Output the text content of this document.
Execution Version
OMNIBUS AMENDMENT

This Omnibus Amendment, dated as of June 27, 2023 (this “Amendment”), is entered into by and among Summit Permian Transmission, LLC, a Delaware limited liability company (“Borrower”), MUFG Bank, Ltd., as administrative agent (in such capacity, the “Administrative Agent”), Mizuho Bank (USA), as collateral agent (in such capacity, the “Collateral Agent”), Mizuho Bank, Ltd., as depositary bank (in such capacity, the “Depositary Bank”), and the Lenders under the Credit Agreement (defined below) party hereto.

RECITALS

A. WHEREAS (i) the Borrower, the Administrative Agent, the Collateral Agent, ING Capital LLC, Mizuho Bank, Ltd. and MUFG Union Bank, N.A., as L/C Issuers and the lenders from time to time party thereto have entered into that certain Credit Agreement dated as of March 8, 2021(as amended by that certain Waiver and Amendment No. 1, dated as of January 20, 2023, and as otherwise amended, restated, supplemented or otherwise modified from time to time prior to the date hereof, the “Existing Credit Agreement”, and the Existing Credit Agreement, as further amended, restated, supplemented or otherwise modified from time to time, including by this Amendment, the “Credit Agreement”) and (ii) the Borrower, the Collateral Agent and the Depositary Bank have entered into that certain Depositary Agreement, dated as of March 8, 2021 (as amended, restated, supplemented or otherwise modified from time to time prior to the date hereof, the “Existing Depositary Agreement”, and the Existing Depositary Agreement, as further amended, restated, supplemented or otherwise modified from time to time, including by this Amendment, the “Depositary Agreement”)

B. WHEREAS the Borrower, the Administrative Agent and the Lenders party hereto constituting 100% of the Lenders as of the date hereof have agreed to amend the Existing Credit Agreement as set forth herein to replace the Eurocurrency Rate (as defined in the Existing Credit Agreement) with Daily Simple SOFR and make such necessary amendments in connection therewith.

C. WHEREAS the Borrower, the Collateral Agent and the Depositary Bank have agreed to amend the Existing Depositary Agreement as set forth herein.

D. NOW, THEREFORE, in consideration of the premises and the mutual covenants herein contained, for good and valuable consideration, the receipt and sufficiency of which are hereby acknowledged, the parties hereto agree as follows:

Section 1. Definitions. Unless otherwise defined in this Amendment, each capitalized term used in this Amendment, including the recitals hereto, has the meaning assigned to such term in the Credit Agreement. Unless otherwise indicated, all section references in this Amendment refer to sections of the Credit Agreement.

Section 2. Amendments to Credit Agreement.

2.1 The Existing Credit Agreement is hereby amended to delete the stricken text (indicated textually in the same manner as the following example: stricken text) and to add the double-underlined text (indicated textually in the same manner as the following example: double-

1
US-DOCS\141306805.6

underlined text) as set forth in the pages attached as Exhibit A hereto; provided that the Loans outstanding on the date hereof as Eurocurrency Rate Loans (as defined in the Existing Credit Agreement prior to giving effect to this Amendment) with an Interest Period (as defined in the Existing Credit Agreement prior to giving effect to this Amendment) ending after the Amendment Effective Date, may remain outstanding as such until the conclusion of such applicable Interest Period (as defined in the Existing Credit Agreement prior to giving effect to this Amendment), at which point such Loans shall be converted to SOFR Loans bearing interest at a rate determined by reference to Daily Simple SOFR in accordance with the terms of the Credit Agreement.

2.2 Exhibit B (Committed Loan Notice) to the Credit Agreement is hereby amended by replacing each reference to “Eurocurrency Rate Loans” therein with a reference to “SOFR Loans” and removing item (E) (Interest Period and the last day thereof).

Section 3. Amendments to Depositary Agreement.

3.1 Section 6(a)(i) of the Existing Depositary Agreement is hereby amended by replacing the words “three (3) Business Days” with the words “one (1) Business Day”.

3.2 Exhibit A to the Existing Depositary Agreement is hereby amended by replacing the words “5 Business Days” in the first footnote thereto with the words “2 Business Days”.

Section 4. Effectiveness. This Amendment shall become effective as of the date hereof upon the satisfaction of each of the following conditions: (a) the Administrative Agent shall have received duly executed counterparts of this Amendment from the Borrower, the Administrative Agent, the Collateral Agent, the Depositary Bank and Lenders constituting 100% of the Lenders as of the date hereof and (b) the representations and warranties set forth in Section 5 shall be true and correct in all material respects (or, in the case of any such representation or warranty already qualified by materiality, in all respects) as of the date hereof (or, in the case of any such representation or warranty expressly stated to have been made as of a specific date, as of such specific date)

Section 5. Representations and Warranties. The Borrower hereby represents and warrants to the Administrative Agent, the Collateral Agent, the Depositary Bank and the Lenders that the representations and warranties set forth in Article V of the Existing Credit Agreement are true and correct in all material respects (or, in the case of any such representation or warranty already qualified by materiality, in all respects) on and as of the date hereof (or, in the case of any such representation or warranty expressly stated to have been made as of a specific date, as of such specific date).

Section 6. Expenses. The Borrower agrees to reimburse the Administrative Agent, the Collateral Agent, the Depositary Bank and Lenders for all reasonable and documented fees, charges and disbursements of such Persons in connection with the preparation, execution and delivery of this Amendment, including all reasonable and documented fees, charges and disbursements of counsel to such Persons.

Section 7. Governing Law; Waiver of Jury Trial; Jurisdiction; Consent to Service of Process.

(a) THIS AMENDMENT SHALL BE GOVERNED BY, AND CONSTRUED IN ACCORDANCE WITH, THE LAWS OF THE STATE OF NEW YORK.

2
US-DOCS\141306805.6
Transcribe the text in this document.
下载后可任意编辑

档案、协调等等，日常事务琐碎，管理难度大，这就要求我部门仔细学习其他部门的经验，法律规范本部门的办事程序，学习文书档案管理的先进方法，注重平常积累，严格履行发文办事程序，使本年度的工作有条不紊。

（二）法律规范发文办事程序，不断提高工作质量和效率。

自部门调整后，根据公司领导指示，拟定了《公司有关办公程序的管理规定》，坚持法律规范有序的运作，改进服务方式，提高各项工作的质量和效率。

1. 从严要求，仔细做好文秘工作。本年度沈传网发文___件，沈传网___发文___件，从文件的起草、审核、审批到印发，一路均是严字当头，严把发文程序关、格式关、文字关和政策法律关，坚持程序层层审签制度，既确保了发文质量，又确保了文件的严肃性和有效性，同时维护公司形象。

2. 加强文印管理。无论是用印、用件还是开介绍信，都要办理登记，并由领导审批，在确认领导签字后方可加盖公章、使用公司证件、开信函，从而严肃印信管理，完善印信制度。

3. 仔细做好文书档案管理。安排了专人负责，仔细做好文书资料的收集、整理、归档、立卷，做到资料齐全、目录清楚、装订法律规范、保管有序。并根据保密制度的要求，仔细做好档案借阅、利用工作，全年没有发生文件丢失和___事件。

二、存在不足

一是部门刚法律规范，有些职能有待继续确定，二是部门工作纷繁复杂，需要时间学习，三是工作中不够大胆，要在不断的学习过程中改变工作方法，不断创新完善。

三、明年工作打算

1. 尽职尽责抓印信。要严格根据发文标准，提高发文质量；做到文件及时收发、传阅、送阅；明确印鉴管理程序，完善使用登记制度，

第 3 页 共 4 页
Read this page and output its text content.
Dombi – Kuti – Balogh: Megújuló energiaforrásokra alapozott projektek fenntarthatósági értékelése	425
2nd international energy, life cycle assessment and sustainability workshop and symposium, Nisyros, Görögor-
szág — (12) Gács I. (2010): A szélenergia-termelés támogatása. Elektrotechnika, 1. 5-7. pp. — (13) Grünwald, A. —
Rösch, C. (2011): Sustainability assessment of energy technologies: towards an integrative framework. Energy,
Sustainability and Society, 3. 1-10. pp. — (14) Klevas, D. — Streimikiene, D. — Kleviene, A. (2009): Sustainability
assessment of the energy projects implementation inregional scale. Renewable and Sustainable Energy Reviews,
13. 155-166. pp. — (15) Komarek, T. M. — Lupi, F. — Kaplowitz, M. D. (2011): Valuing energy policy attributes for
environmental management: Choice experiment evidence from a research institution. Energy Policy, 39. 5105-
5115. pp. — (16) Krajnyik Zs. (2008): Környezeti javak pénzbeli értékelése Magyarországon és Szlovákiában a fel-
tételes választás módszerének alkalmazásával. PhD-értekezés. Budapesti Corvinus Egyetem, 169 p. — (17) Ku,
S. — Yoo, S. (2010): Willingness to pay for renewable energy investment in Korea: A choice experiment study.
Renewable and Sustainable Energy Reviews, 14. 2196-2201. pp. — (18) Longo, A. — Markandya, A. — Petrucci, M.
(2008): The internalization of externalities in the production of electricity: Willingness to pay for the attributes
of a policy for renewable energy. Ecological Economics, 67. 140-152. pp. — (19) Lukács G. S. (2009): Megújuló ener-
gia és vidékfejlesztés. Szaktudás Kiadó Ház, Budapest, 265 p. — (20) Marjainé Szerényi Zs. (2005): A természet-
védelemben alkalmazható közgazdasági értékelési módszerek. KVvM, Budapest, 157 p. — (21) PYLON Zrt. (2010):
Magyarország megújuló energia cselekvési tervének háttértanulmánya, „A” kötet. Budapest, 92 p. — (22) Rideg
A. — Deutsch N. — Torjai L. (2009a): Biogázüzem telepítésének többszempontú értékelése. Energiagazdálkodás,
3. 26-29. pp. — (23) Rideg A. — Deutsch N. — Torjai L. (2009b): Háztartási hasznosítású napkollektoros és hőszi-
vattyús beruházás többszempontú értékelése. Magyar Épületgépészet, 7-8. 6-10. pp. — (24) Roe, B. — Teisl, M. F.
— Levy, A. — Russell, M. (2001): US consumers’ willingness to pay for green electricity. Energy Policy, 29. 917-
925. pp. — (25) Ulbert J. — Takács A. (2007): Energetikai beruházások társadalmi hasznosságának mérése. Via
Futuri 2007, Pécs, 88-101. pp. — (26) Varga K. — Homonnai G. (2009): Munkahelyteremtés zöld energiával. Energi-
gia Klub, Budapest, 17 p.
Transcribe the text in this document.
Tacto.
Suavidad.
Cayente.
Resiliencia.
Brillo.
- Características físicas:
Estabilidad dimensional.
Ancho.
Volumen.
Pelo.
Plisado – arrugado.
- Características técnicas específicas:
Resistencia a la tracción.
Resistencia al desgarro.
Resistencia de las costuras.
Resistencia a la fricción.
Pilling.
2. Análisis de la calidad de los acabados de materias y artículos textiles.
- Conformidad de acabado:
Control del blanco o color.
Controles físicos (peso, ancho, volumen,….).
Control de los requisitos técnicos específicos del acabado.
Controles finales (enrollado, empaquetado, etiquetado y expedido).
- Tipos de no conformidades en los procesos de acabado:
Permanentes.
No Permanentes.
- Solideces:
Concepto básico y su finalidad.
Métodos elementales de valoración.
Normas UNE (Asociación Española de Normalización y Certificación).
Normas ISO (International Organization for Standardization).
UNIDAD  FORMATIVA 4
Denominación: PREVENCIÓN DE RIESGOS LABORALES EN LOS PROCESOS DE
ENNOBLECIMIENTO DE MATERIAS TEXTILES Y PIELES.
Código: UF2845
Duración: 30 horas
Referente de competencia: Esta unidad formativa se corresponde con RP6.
++++++
From the listing above, pick out every line containing "attributes".

13. 155-166. pp. — (15) Komarek, T. M. — Lupi, F. — Kaplowitz, M. D. (2011): Valuing energy policy attributes for
(2008): The internalization of externalities in the production of electricity: Willingness to pay for the attributes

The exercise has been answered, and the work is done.